*Extract*
───
Light.Wav: Where technology and art intersect

Alex Trujillo, the visionary behind Zspace, is set to launch his own two-day digital media art showcase


Light.Wav takes place at 1930 H Street, Friday, June 15, 6 p.m.-midnight, $11; Saturday, June 16, noon-6 p.m., free, and 6 p.m.-midnight, $16. Weekend passes are $20. For tickets, visit Eventbrite.

Locals might remember the installation ZSpace at last year’s ArtStreet event, where they stepped into a futuristic world. There, observers were lured in by bright LED lights that displayed an array of cool-toned colors in geometric patterns on the pure white walls. Their ears were stimulated with low frequency sounds as they viewed themselves in slanted, mirrored steel strips. The piece attracted a lot of foot traffic and people stayed for an extended period of time interacting with the art. “I had to start kicking people out at one point,” said Alex Trujillo, the visionary behind ZSpace. Now, Trujillo is set to launch his own two-day digital media art showcase called Light.Wav, where he will display his art along with that of several other artists. Trujillo took time out from getting ready to chat about interactive art, audience expectations and the inevitable tech fails.

What is Light.Wav?

Light.Wav is a showcase that revolves around digital tech art. We are going to have various artists that do installation art, from sculptures and projection to interactive projections and LED lighting. There are also going to be artists that have their art kind of look like tech art. I don’t want to limit it to just digital stuff. Light.Wav is about light, sound and space and whatever encompasses that. Not only do we have visual artists, but we are going to have deejays and producers playing experimental electronic music. Ultimately, I want to curate an audio-visual experience for everybody.

What exactly is tech art?

Using technology, electricity and things that may some give a hint or notion of what the future is like. It can be anything that resembles stuff that is generated from technology like glitches, noise and patterns. You can take tech art and put it into fine art. It’s up to the individual and their own interpretation of what tech art is.

Will the art be interactive?

Yeah—I have several artists that do projections that have sensors that read the depth of people coming in front of the sensors, and so we are going to blast the walls with the giant projectors, so when people walk in that area they are going to be able to interact with the 3D elements in the projections. When I build out my LED [lights], they’re going to be sound-reactive. So whatever sound that’s happening in the space, it’s going to animate to that sound.

What is the weirdest reaction someone has ever had to your art?

The weirdest reaction was no reaction. When I did the ArtStreet thing, people were like, “Wow, this is cool.” And this girl came in and looked at everything and she goes, “I don’t get it.” And I was like, “What do you see?” And she looks around and says, “Yeah, OK, but I don’t get it.” I tried to pull some things out of her, but her attitude about her not being open made it impossible.
───
Stored data entries
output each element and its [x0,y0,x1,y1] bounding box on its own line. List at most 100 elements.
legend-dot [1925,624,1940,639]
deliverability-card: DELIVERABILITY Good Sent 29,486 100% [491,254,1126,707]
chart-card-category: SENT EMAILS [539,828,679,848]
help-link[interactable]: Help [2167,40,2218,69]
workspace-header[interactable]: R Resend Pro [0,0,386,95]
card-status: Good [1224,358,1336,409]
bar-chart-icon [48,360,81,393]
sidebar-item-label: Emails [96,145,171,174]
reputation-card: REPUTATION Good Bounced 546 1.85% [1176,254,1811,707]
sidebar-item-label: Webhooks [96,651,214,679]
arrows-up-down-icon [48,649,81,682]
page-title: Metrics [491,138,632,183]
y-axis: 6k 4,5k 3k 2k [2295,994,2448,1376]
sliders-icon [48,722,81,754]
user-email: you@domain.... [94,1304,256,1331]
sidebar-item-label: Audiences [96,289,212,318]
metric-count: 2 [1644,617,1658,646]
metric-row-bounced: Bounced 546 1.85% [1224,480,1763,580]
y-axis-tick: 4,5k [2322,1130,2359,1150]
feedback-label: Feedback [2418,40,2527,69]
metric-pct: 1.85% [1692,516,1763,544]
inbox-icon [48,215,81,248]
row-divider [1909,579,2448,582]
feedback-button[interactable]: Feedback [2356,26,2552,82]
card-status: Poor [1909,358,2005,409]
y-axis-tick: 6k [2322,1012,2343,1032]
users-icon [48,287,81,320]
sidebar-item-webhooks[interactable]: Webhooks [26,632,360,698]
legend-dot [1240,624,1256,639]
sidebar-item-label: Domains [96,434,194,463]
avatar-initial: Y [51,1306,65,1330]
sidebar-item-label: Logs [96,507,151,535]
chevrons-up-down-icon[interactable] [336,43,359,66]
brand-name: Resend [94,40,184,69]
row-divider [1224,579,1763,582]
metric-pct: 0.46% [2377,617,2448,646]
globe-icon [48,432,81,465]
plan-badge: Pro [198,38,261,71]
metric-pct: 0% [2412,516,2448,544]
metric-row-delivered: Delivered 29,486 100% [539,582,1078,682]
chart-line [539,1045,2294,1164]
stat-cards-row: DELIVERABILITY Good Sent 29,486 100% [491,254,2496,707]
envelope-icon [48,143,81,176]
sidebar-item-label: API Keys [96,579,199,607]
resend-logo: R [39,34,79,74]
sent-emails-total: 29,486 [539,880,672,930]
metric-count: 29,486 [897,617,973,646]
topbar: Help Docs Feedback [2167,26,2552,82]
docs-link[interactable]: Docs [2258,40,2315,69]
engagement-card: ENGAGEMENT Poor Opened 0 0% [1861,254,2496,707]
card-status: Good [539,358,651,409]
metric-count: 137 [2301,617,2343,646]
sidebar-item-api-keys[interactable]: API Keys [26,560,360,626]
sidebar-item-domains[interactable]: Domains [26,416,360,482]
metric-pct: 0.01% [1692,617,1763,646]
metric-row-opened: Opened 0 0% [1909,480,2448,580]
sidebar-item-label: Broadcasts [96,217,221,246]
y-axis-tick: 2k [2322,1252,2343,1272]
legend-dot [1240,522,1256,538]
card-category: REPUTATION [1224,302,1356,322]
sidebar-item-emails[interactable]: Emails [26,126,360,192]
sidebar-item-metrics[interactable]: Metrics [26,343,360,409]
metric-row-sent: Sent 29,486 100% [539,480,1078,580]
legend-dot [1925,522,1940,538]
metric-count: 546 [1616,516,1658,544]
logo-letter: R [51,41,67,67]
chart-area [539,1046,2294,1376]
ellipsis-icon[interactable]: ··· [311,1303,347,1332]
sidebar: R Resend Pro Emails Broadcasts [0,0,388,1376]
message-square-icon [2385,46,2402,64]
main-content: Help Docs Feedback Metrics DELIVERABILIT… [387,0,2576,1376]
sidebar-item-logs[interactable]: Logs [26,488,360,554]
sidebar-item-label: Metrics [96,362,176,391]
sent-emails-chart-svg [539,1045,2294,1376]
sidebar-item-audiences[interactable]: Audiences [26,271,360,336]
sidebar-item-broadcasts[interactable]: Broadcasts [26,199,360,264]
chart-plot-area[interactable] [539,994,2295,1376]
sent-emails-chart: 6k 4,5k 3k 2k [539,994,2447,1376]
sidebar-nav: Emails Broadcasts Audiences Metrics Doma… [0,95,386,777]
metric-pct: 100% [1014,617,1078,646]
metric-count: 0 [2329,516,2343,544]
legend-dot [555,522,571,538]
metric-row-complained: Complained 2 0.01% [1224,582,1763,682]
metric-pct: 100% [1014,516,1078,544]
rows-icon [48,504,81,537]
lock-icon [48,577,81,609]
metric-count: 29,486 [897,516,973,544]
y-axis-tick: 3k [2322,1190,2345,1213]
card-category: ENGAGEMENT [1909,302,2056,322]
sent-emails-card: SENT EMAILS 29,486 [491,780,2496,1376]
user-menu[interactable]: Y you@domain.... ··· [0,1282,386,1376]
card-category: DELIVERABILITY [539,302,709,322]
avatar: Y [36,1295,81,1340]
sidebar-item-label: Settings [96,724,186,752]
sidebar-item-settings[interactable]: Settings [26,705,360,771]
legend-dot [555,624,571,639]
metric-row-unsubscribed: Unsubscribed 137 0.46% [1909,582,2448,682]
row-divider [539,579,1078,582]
───
*Exercises*
A – According to the Light.Wav interview, how much does a weekend pass cost?
B – Write the next part of the Light.Wav interview, picking up right after its final sentence.

*Responses*
A – $20

B –
Has the technology ever failed you?

Well today, I forgot my main power cord, which kind of says a lot. You depend on electricity a lot for some of the stuff, and at any point of time you forget your main cable, you are done. Go get it. I try to think everything through and try to be prepared.

What’s the one thing you would like to create but can’t yet because you haven’t figured out the technology?

I have this one thing I have in my head, and I feel like I will eventually get there. I want to use some sort of compress vapor waves mixed with visible electricity and encase it in glass or something so that you can see all the stuff inside it reacting to each other. I have it in my head, but I don’t not know where to start.

What can people expect from your event?

I would like for them to feel like they left the regular world and forget about it so they can focus their attention on the sensory experience that is here. They might come across things that they’ve never seen before, and they can interpret it. I would love for people to walk away from this and be like, “Wow, we need more of that.” It’s a good break from what we are used to.

How long have you been doing this?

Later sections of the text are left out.